# [Recorded data]
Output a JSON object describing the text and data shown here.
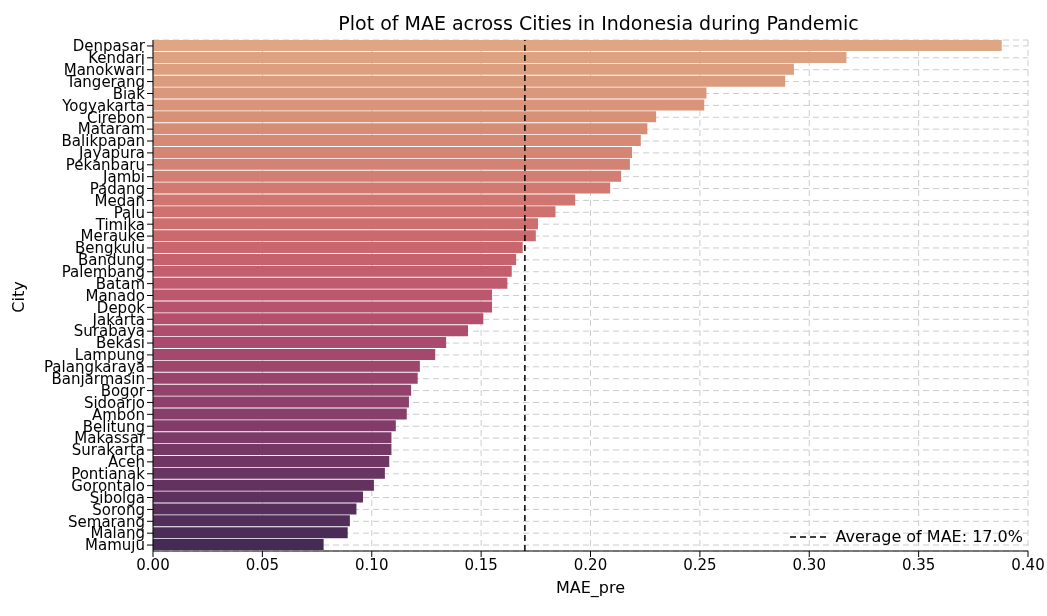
{
  "chart_data": {
    "type": "bar",
    "orientation": "horizontal",
    "title": "Plot of MAE across Cities in Indonesia during Pandemic",
    "xlabel": "MAE_pre",
    "ylabel": "City",
    "categories": [
      "Denpasar",
      "Kendari",
      "Manokwari",
      "Tangerang",
      "Biak",
      "Yogyakarta",
      "Cirebon",
      "Mataram",
      "Balikpapan",
      "Jayapura",
      "Pekanbaru",
      "Jambi",
      "Padang",
      "Medan",
      "Palu",
      "Timika",
      "Merauke",
      "Bengkulu",
      "Bandung",
      "Palembang",
      "Batam",
      "Manado",
      "Depok",
      "Jakarta",
      "Surabaya",
      "Bekasi",
      "Lampung",
      "Palangkaraya",
      "Banjarmasin",
      "Bogor",
      "Sidoarjo",
      "Ambon",
      "Belitung",
      "Makassar",
      "Surakarta",
      "Aceh",
      "Pontianak",
      "Gorontalo",
      "Sibolga",
      "Sorong",
      "Semarang",
      "Malang",
      "Mamuju"
    ],
    "values": [
      0.388,
      0.317,
      0.293,
      0.289,
      0.253,
      0.252,
      0.23,
      0.226,
      0.223,
      0.219,
      0.218,
      0.214,
      0.209,
      0.193,
      0.184,
      0.176,
      0.175,
      0.169,
      0.166,
      0.164,
      0.162,
      0.155,
      0.155,
      0.151,
      0.144,
      0.134,
      0.129,
      0.122,
      0.121,
      0.118,
      0.117,
      0.116,
      0.111,
      0.109,
      0.109,
      0.108,
      0.106,
      0.101,
      0.096,
      0.093,
      0.09,
      0.089,
      0.078
    ],
    "colors": [
      "#dea683",
      "#dda281",
      "#dc9f7f",
      "#db9b7d",
      "#da977b",
      "#d99479",
      "#d89077",
      "#d78c76",
      "#d68975",
      "#d58574",
      "#d48273",
      "#d37e72",
      "#d27a71",
      "#d07670",
      "#cf726f",
      "#cd6e6f",
      "#cb6a6e",
      "#c9666e",
      "#c6626e",
      "#c35e6e",
      "#c05a6e",
      "#bc576e",
      "#b8536e",
      "#b4506e",
      "#af4d6e",
      "#aa4a6e",
      "#a5486e",
      "#9f466d",
      "#99446d",
      "#93426c",
      "#8d406b",
      "#873e6a",
      "#813c69",
      "#7b3a67",
      "#753865",
      "#6f3663",
      "#693461",
      "#63325f",
      "#5d305d",
      "#572f5b",
      "#512d59",
      "#4b2c57",
      "#452a55"
    ],
    "xlim": [
      0,
      0.4
    ],
    "xticks": [
      {
        "value": 0,
        "label": "0.00"
      },
      {
        "value": 0.05,
        "label": "0.05"
      },
      {
        "value": 0.1,
        "label": "0.10"
      },
      {
        "value": 0.15,
        "label": "0.15"
      },
      {
        "value": 0.2,
        "label": "0.20"
      },
      {
        "value": 0.25,
        "label": "0.25"
      },
      {
        "value": 0.3,
        "label": "0.30"
      },
      {
        "value": 0.35,
        "label": "0.35"
      },
      {
        "value": 0.4,
        "label": "0.40"
      }
    ],
    "ref_lines": [
      {
        "axis": "x",
        "value": 0.17,
        "label": "Average of MAE: 17.0%",
        "color": "#000000",
        "line_style": "dashed"
      }
    ],
    "grid": true,
    "legend": "bottom right"
  }
}
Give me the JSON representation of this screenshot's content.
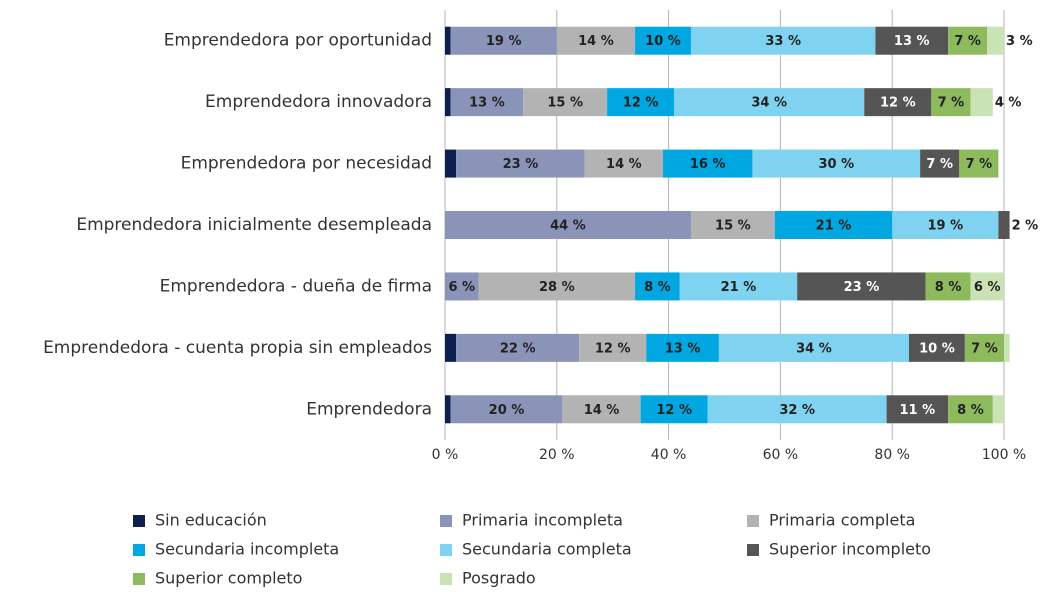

# [Problem details]
Transcribe every record above exactly as written, leaving out any pictures.

# [Exercise answer]
Output a JSON object describing the text and data shown here.
{
  "chart_data": {
    "type": "bar",
    "orientation": "horizontal",
    "title": "Plot of MAE across Cities in Indonesia during Pandemic",
    "xlabel": "MAE_pre",
    "ylabel": "City",
    "categories": [
      "Denpasar",
      "Kendari",
      "Manokwari",
      "Tangerang",
      "Biak",
      "Yogyakarta",
      "Cirebon",
      "Mataram",
      "Balikpapan",
      "Jayapura",
      "Pekanbaru",
      "Jambi",
      "Padang",
      "Medan",
      "Palu",
      "Timika",
      "Merauke",
      "Bengkulu",
      "Bandung",
      "Palembang",
      "Batam",
      "Manado",
      "Depok",
      "Jakarta",
      "Surabaya",
      "Bekasi",
      "Lampung",
      "Palangkaraya",
      "Banjarmasin",
      "Bogor",
      "Sidoarjo",
      "Ambon",
      "Belitung",
      "Makassar",
      "Surakarta",
      "Aceh",
      "Pontianak",
      "Gorontalo",
      "Sibolga",
      "Sorong",
      "Semarang",
      "Malang",
      "Mamuju"
    ],
    "values": [
      0.388,
      0.317,
      0.293,
      0.289,
      0.253,
      0.252,
      0.23,
      0.226,
      0.223,
      0.219,
      0.218,
      0.214,
      0.209,
      0.193,
      0.184,
      0.176,
      0.175,
      0.169,
      0.166,
      0.164,
      0.162,
      0.155,
      0.155,
      0.151,
      0.144,
      0.134,
      0.129,
      0.122,
      0.121,
      0.118,
      0.117,
      0.116,
      0.111,
      0.109,
      0.109,
      0.108,
      0.106,
      0.101,
      0.096,
      0.093,
      0.09,
      0.089,
      0.078
    ],
    "colors": [
      "#dea683",
      "#dda281",
      "#dc9f7f",
      "#db9b7d",
      "#da977b",
      "#d99479",
      "#d89077",
      "#d78c76",
      "#d68975",
      "#d58574",
      "#d48273",
      "#d37e72",
      "#d27a71",
      "#d07670",
      "#cf726f",
      "#cd6e6f",
      "#cb6a6e",
      "#c9666e",
      "#c6626e",
      "#c35e6e",
      "#c05a6e",
      "#bc576e",
      "#b8536e",
      "#b4506e",
      "#af4d6e",
      "#aa4a6e",
      "#a5486e",
      "#9f466d",
      "#99446d",
      "#93426c",
      "#8d406b",
      "#873e6a",
      "#813c69",
      "#7b3a67",
      "#753865",
      "#6f3663",
      "#693461",
      "#63325f",
      "#5d305d",
      "#572f5b",
      "#512d59",
      "#4b2c57",
      "#452a55"
    ],
    "xlim": [
      0,
      0.4
    ],
    "xticks": [
      {
        "value": 0,
        "label": "0.00"
      },
      {
        "value": 0.05,
        "label": "0.05"
      },
      {
        "value": 0.1,
        "label": "0.10"
      },
      {
        "value": 0.15,
        "label": "0.15"
      },
      {
        "value": 0.2,
        "label": "0.20"
      },
      {
        "value": 0.25,
        "label": "0.25"
      },
      {
        "value": 0.3,
        "label": "0.30"
      },
      {
        "value": 0.35,
        "label": "0.35"
      },
      {
        "value": 0.4,
        "label": "0.40"
      }
    ],
    "ref_lines": [
      {
        "axis": "x",
        "value": 0.17,
        "label": "Average of MAE: 17.0%",
        "color": "#000000",
        "line_style": "dashed"
      }
    ],
    "grid": true,
    "legend": "bottom right"
  }
}
Give me the JSON representation of this screenshot's content.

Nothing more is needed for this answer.